- **What you need to do**:
Each line containing the word "icon" must be reported.

──────── Data listing ────────

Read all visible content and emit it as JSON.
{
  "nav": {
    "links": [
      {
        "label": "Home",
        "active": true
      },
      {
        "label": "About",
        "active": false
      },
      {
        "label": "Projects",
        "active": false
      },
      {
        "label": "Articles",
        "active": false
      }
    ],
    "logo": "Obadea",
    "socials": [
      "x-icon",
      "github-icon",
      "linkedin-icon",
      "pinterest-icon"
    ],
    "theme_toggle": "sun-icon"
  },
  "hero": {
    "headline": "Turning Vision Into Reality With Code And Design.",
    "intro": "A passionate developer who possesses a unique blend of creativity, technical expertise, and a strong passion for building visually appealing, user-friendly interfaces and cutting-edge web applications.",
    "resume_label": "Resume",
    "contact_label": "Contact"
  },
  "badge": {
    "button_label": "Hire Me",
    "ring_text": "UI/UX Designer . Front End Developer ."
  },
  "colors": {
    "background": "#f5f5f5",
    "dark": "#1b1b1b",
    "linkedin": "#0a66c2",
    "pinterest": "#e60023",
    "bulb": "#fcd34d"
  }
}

────────

- **Result**:
      "x-icon",
      "github-icon",
      "linkedin-icon",
      "pinterest-icon"
    "theme_toggle": "sun-icon"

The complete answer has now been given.